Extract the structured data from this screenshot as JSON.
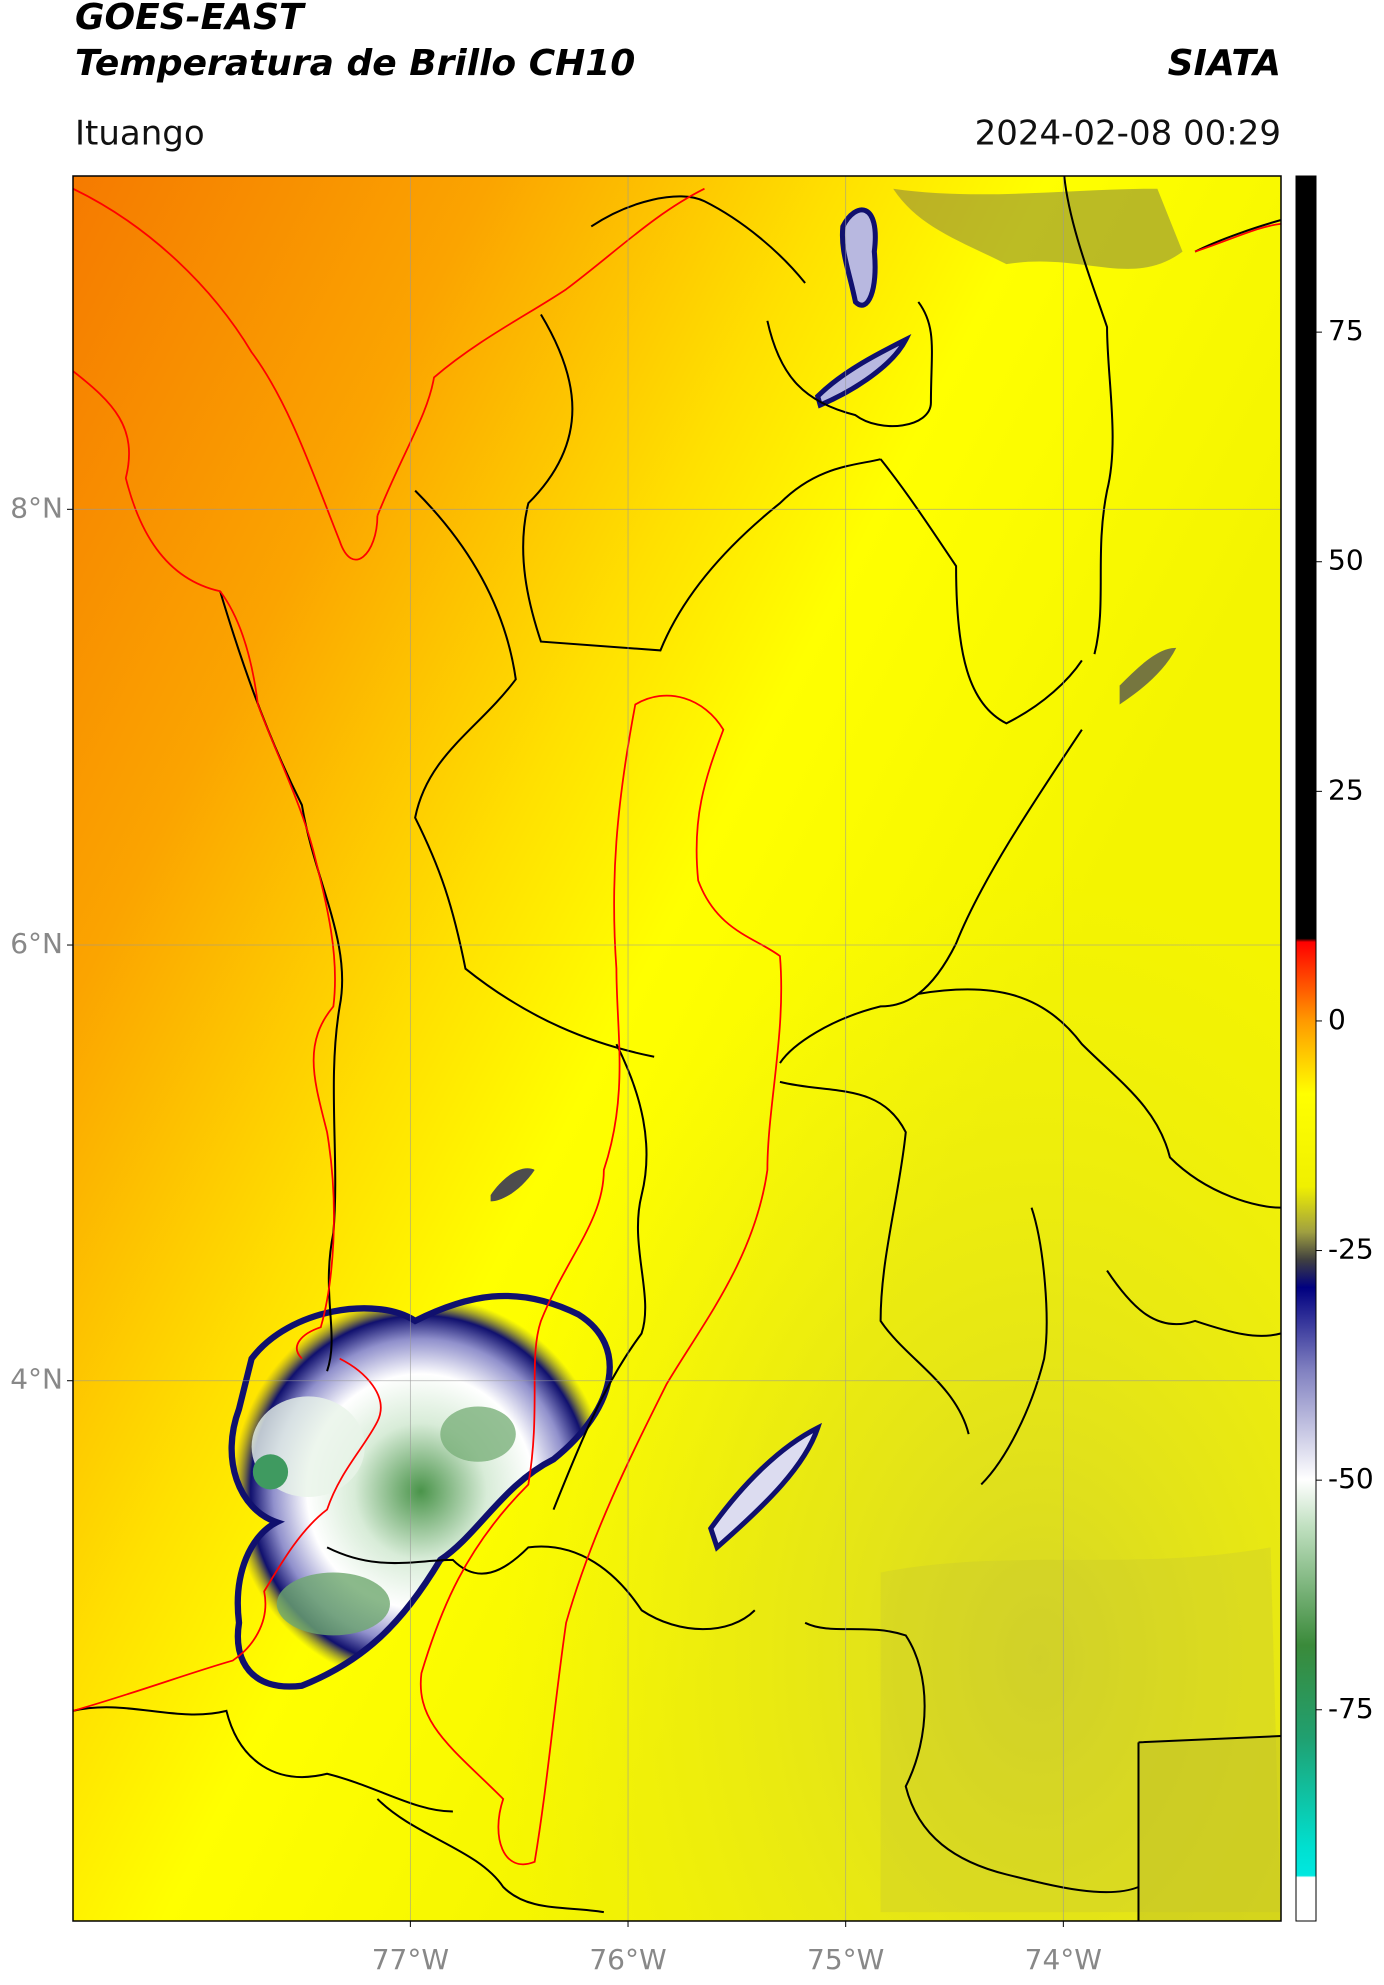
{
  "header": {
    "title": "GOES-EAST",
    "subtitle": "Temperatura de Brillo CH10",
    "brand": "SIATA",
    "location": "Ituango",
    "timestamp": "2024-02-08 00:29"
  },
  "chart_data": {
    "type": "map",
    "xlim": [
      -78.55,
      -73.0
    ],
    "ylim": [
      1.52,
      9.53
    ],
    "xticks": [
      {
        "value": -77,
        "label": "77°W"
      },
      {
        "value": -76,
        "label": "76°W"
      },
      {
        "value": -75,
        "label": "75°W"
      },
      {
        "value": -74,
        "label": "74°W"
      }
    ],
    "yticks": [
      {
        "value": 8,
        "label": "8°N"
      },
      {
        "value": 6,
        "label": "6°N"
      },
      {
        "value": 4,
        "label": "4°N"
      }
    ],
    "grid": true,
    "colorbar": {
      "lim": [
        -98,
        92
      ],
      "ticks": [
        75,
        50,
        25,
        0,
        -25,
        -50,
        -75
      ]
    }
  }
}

* [SHORT TASK]:
Reproduce each entry precisely, dropping only the pictures.

* [WRITTEN SOLUTION]:
Extract the structured data from this screenshot as JSON.
{
  "header": {
    "title": "GOES-EAST",
    "subtitle": "Temperatura de Brillo CH10",
    "brand": "SIATA",
    "location": "Ituango",
    "timestamp": "2024-02-08 00:29"
  },
  "chart_data": {
    "type": "map",
    "xlim": [
      -78.55,
      -73.0
    ],
    "ylim": [
      1.52,
      9.53
    ],
    "xticks": [
      {
        "value": -77,
        "label": "77°W"
      },
      {
        "value": -76,
        "label": "76°W"
      },
      {
        "value": -75,
        "label": "75°W"
      },
      {
        "value": -74,
        "label": "74°W"
      }
    ],
    "yticks": [
      {
        "value": 8,
        "label": "8°N"
      },
      {
        "value": 6,
        "label": "6°N"
      },
      {
        "value": 4,
        "label": "4°N"
      }
    ],
    "grid": true,
    "colorbar": {
      "lim": [
        -98,
        92
      ],
      "ticks": [
        75,
        50,
        25,
        0,
        -25,
        -50,
        -75
      ]
    }
  }
}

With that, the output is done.